■ **Aufgaben**:
1 - Beantworten Sie anhand des Textes zum Hilfsmittelverzeichnis die folgenden Fragen:
(a) Zu welchem Datum wurde die Bestimmung in das Gesetz eingefügt?
(b) Um welche Art von Regelung handelt es sich bei dieser Bestimmung?
(c) Was muss „der Hersteller“ im Aufnahmeverfahren vorlegen?
2 - Zählen Sie alle Punkte auf, die „der Hersteller“ laut dem Text zum Hilfsmittelverzeichnis nachgewiesen haben muss, damit ein Hilfsmittel in das Verzeichnis aufzunehmen ist.

■ **Vorliegender Text**:
◆ ◆ ◆ ◆
Reine Vertriebsunternehmen - wie die Klägerin - können hiernach weder selbst die Eintragung eines Hilfsmittels in das Hilfsmittelverzeichnis
beantragen noch das Aufnahmeverfahren betreiben. Diese Bestimmung ist zwar erst zum 1.4.2007 in das Gesetz eingefügt worden,
hat aber auch schon für die davorliegenden Zeiträume Bedeutung, weil es sich nicht um eine konstitutiv wirkende, sondern um
eine klarstellende Regelung handelt, was auch die Gesetzesmaterialien zum Ausdruck bringen (vgl BT-Drucks 16/3100 S 150 zu
Nr 116, 3. Absatz). Der Charakter als klarstellende Regelung ergibt sich insbesondere aus der Regelung des §
139 Abs
4 SGB V (bis 31.3.2007: §
139 Abs
2 Satz 1
SGB V), wonach ein Hilfsmittel in das Verzeichnis aufzunehmen ist, wenn "der Hersteller" die Funktionstauglichkeit und Sicherheit,
die Erfüllung der gesetzlichen Qualitätsanforderungen (§
139 Abs
2 SGB V) und, soweit erforderlich, den medizinischen Nutzen nachgewiesen hat und es mit den für eine ordnungsgemäße und sichere Handhabung
erforderlichen Informationen in deutscher Sprache versehen ist. Im Aufnahmeverfahren hat "der Hersteller" die zur Prüfung
dieser Voraussetzungen erforderlichen vollständigen Antragsunterlagen vorzulegen (§
139 Abs
6 Satz 1
SGB V). Aus dieser - seit jeher bestehenden - gesetzlichen Vorlage- und Nachweispflicht "des Herstellers" lässt sich ohne Weiteres
ableiten, dass auch schon vor dem 1.4.2007 nur der Hersteller einen Aufnahmeantrag stellen und das Aufnahmeverfahren betreiben
konnte. Die Klägerin war - als reines Vertriebsunternehmen - hiernach nicht antragsbefugt.
◆ ◆ ◆ ◆
■ **Ausgangsdaten**:

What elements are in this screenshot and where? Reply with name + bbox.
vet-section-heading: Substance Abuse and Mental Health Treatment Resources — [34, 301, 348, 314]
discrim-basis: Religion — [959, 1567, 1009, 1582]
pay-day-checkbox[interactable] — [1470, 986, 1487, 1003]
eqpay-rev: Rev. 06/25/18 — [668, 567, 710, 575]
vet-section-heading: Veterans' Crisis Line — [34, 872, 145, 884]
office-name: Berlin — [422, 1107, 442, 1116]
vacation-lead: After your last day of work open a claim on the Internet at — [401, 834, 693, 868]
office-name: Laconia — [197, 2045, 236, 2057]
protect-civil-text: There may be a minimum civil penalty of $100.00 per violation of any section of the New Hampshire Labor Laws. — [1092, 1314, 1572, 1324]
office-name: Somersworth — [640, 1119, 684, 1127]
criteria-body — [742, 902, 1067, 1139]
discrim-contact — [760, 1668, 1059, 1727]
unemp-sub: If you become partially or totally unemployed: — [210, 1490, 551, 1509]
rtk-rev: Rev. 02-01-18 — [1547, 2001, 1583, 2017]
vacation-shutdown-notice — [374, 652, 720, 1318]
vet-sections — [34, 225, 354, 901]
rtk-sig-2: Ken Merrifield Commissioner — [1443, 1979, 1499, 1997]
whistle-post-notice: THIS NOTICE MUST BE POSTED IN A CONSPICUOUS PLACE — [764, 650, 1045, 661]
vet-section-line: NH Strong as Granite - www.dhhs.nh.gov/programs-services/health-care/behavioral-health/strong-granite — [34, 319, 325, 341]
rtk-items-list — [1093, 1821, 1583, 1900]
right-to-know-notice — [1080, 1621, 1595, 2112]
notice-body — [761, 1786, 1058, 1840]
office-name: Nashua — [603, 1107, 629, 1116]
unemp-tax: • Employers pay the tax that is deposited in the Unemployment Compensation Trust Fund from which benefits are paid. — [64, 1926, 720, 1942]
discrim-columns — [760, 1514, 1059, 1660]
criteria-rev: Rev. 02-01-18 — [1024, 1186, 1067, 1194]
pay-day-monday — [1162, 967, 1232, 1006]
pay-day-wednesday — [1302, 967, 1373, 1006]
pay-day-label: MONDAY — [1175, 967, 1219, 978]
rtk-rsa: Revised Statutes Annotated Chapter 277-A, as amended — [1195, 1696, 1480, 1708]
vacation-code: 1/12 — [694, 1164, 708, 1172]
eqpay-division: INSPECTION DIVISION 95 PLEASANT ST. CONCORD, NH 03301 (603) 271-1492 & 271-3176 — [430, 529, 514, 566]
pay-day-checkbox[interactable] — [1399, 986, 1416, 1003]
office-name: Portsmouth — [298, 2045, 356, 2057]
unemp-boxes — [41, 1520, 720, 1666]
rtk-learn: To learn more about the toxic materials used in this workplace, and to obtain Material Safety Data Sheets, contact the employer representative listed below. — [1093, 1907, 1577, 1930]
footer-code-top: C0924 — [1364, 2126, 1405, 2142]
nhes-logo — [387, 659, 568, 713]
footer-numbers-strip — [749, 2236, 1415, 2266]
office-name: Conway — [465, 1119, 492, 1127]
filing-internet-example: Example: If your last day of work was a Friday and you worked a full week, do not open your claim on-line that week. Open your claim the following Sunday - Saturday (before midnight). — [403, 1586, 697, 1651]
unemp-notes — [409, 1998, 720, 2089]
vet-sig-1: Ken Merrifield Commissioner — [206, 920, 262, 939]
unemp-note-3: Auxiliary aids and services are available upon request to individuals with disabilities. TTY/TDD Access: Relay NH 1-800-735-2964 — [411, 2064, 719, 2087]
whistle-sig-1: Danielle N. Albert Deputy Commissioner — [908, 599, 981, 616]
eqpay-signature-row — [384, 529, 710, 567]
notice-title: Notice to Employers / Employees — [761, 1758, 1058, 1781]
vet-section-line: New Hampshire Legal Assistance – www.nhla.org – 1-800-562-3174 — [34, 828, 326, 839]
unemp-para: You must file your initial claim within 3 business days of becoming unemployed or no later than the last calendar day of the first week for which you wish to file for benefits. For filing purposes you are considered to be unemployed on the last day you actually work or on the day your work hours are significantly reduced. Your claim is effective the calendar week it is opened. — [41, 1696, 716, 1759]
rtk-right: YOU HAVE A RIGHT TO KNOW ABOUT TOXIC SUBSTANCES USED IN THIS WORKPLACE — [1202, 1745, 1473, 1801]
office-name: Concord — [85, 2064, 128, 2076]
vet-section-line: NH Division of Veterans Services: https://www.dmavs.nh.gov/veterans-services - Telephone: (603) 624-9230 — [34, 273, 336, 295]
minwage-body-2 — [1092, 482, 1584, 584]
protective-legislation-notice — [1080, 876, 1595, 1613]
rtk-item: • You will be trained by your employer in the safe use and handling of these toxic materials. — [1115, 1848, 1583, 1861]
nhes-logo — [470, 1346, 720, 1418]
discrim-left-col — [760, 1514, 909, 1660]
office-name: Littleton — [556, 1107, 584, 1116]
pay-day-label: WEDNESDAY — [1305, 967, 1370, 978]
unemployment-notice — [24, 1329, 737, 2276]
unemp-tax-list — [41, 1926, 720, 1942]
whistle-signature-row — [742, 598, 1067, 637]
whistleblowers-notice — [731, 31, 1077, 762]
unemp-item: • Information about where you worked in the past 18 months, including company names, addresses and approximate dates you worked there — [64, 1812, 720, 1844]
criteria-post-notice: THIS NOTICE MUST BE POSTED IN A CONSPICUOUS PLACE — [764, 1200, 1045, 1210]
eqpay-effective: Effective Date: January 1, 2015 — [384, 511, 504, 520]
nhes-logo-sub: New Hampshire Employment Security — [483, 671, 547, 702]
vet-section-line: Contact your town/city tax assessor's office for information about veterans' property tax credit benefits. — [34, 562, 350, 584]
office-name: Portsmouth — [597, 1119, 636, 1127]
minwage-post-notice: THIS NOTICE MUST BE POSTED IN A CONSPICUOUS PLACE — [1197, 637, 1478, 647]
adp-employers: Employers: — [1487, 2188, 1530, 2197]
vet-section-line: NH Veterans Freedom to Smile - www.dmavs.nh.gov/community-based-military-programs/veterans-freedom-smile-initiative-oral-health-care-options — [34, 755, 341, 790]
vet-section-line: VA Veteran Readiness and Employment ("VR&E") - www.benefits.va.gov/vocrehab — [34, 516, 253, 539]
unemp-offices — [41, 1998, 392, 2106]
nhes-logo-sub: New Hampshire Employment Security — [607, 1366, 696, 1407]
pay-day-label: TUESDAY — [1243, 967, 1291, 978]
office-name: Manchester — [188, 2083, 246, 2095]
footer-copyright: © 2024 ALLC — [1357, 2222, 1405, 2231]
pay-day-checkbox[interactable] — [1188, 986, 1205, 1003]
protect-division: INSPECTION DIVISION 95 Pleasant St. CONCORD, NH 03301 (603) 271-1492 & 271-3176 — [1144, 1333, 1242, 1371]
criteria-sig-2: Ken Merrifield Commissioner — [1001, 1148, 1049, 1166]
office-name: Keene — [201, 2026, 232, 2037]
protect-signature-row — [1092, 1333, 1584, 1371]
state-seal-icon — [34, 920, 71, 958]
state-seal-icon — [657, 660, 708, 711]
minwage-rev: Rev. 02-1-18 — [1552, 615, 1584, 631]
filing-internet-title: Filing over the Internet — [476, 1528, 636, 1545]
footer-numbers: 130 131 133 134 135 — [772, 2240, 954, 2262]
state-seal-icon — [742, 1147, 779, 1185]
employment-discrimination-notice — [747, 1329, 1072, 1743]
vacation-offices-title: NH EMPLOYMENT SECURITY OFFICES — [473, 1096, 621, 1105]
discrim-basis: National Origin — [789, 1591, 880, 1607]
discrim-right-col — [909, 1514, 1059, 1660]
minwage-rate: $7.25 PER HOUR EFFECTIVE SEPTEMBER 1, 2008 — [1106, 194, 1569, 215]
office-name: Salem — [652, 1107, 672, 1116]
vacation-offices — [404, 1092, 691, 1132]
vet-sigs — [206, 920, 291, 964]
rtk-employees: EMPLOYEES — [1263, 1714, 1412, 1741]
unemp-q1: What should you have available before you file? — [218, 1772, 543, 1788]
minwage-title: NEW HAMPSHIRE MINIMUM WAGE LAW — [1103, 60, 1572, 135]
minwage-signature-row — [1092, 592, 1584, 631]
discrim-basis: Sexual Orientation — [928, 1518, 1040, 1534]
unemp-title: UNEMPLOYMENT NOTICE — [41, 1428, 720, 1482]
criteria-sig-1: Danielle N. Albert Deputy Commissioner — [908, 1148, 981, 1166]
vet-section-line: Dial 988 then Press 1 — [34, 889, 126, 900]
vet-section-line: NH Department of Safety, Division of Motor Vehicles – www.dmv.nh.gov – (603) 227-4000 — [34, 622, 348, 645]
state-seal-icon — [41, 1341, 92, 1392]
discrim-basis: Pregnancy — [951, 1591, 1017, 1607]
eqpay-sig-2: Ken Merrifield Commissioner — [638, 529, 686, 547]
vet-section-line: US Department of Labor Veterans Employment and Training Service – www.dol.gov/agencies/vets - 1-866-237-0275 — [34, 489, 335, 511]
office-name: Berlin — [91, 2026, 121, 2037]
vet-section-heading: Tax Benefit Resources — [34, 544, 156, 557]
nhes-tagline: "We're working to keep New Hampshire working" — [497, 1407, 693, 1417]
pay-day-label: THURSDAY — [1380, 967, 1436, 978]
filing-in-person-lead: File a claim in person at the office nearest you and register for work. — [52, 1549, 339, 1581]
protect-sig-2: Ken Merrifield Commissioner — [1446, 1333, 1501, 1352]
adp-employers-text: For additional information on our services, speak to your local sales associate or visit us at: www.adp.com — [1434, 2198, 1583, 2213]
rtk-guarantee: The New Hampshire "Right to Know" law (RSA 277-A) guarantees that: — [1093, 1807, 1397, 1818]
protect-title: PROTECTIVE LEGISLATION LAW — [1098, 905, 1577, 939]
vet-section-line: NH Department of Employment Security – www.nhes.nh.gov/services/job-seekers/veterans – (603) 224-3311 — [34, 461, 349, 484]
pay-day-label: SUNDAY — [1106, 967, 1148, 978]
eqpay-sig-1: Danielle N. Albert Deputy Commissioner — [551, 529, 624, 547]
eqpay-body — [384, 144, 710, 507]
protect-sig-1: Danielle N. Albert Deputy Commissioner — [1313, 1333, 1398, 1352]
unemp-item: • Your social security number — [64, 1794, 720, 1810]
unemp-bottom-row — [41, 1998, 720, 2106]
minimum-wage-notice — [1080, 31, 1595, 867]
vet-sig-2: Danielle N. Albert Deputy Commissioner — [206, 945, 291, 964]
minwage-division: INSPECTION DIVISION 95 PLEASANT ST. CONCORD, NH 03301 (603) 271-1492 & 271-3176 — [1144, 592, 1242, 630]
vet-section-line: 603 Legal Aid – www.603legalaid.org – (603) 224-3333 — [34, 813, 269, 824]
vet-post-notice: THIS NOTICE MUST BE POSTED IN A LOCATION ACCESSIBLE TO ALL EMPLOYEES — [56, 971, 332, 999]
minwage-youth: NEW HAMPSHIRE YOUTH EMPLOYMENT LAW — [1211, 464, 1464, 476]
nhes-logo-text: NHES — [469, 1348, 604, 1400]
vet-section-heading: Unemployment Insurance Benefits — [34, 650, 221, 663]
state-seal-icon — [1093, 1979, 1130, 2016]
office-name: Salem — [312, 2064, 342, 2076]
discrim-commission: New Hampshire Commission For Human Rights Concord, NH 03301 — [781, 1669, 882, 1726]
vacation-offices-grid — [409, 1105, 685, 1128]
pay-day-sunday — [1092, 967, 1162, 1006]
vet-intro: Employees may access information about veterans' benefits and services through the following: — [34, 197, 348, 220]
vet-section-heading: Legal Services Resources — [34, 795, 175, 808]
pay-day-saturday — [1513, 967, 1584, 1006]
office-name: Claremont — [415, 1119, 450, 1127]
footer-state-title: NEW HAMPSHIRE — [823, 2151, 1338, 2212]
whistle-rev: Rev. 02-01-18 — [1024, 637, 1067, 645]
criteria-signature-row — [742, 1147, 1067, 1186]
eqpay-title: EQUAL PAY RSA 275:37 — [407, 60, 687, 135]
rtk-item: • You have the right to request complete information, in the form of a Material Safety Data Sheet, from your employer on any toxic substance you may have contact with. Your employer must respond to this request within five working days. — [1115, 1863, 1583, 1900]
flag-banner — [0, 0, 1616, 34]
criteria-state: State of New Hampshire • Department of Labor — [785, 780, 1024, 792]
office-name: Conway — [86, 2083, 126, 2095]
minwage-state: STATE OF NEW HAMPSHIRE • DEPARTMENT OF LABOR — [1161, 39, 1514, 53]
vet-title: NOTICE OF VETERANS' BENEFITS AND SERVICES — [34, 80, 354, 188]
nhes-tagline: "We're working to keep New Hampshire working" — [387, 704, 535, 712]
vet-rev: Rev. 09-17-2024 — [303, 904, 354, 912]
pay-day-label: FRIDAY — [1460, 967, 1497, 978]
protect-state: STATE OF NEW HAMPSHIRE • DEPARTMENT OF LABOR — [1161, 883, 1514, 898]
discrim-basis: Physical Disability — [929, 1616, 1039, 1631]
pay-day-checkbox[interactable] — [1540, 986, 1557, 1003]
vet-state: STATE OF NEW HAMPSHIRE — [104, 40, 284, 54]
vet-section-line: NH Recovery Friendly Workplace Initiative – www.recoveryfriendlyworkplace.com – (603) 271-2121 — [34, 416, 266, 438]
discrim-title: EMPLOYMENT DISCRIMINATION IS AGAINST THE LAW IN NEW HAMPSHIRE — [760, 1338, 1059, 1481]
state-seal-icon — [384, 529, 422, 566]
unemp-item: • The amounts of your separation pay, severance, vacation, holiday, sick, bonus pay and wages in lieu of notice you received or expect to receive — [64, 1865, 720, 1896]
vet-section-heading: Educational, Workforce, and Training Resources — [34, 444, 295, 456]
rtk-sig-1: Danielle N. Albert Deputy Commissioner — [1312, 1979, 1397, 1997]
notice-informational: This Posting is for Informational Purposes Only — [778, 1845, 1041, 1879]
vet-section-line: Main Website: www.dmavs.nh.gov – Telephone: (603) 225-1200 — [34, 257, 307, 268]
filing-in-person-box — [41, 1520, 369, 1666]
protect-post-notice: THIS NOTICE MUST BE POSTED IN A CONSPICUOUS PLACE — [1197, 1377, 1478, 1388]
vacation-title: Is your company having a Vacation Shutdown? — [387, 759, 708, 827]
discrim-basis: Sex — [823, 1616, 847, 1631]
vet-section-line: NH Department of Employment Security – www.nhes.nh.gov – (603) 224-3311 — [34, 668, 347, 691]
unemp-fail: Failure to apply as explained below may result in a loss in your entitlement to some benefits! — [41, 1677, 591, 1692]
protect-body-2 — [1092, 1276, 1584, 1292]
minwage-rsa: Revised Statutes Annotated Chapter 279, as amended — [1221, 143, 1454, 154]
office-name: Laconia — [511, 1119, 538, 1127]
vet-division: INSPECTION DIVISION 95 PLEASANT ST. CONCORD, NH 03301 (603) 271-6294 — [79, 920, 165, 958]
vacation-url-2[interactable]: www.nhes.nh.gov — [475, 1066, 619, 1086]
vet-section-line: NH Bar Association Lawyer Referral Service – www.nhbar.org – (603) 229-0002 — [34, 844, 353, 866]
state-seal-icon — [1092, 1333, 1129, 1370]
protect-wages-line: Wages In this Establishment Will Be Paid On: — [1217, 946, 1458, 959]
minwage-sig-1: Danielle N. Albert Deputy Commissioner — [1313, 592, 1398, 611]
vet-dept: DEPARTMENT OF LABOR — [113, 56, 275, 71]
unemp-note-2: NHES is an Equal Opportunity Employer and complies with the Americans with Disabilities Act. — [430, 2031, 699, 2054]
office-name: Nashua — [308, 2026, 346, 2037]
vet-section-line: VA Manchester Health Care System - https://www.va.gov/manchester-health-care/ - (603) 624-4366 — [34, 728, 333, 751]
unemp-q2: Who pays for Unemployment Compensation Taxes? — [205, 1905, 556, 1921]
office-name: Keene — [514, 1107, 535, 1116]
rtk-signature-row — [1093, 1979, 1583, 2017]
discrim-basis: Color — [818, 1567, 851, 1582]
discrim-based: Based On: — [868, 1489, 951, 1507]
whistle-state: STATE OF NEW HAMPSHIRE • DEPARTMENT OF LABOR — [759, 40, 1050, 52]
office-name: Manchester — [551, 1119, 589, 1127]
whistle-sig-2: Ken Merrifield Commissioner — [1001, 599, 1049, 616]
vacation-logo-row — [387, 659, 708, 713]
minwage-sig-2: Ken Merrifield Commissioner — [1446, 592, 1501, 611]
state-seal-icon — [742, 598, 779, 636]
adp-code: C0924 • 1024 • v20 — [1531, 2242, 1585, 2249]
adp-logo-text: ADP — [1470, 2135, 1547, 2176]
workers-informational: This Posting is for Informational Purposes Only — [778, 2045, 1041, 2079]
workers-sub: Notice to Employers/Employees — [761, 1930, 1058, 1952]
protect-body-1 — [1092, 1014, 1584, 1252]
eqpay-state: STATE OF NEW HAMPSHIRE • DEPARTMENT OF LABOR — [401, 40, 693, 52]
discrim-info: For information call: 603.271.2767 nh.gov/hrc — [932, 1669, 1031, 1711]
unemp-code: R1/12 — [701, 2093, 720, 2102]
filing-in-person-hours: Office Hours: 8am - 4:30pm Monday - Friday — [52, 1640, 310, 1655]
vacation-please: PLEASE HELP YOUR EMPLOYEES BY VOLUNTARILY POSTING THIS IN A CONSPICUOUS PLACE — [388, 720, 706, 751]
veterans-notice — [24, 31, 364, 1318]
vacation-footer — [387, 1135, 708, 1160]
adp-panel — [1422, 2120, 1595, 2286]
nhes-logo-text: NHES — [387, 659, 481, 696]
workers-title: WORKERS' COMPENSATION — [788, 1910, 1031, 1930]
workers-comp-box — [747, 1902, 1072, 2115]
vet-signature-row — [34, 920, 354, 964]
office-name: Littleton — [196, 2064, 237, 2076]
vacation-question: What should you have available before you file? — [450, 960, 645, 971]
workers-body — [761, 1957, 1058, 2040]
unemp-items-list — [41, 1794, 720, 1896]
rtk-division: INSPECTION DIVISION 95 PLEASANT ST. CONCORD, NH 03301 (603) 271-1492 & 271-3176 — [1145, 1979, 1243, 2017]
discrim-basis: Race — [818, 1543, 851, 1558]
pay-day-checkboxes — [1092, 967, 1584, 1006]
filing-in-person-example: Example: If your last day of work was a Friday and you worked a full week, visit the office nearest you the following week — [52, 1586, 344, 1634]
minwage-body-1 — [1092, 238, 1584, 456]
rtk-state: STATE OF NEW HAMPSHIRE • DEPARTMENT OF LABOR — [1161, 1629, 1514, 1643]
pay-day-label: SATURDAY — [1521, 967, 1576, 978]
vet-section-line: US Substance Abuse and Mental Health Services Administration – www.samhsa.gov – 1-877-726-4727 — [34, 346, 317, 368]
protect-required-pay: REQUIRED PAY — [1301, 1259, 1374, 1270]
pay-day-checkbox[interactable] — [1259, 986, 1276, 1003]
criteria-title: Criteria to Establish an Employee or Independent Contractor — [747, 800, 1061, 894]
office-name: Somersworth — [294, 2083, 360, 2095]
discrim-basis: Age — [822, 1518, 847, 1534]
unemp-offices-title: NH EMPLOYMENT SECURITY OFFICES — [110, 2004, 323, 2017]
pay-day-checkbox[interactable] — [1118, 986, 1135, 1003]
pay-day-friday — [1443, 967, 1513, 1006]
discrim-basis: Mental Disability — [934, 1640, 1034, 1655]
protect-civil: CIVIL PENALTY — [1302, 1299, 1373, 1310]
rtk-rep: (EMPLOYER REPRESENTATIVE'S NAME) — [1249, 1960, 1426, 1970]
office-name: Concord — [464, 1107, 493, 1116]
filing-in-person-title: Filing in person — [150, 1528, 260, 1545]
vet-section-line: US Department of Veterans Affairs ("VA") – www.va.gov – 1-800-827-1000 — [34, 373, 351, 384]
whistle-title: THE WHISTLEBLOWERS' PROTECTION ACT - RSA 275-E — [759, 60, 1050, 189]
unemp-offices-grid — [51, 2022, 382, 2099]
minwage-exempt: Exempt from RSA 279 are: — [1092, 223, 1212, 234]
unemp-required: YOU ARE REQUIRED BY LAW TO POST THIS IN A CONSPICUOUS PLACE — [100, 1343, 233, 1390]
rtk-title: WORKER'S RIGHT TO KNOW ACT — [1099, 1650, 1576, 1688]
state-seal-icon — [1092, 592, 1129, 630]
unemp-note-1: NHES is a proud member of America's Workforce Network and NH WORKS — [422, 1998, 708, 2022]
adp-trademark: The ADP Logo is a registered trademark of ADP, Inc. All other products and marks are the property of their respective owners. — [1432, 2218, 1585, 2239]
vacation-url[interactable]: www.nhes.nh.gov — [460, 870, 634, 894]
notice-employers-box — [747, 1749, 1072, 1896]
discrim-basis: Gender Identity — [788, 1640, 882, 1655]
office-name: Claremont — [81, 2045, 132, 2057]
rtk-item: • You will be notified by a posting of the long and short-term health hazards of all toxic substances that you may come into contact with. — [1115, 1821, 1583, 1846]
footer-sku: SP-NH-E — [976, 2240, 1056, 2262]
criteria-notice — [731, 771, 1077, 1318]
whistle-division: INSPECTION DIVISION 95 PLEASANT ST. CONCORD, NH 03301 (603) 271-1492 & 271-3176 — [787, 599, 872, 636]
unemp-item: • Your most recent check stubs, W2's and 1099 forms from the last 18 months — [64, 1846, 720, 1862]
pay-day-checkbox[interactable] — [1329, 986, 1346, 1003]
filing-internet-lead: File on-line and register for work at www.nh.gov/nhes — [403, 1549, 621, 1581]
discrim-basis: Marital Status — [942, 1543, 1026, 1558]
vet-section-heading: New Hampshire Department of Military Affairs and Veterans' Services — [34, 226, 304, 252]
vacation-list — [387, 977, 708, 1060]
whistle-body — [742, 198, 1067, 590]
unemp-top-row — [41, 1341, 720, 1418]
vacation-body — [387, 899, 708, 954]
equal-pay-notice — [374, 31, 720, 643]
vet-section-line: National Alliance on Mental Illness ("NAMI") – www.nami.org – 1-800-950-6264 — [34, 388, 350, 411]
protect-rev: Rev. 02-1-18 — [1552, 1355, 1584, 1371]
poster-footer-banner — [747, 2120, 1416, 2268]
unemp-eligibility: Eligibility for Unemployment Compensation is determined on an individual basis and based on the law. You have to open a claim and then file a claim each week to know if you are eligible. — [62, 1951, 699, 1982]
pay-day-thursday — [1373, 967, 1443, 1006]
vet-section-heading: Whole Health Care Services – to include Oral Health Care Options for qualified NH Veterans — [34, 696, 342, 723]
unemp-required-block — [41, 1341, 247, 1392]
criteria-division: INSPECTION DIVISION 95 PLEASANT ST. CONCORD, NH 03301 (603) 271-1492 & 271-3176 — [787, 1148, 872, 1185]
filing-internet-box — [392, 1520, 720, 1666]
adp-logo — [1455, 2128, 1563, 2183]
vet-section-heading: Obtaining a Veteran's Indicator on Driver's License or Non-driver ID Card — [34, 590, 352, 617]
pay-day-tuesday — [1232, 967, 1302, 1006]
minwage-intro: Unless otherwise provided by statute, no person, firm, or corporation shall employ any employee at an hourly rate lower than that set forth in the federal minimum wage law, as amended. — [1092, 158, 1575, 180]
◆ ◆ ◆ ◆
■ **Lösungen**:
1 -
(a) Zum 1.4.2007.
(b) Um eine klarstellende Regelung, nicht um eine konstitutiv wirkende.
(c) Er muss die vollständigen Antragsunterlagen vorlegen, die zur Prüfung der Voraussetzungen erforderlich sind.

2 -
- Funktionstauglichkeit
- Sicherheit
- Erfüllung der gesetzlichen Qualitätsanforderungen (§ 139 Abs 2 SGB V)
- soweit erforderlich, den medizinischen Nutzen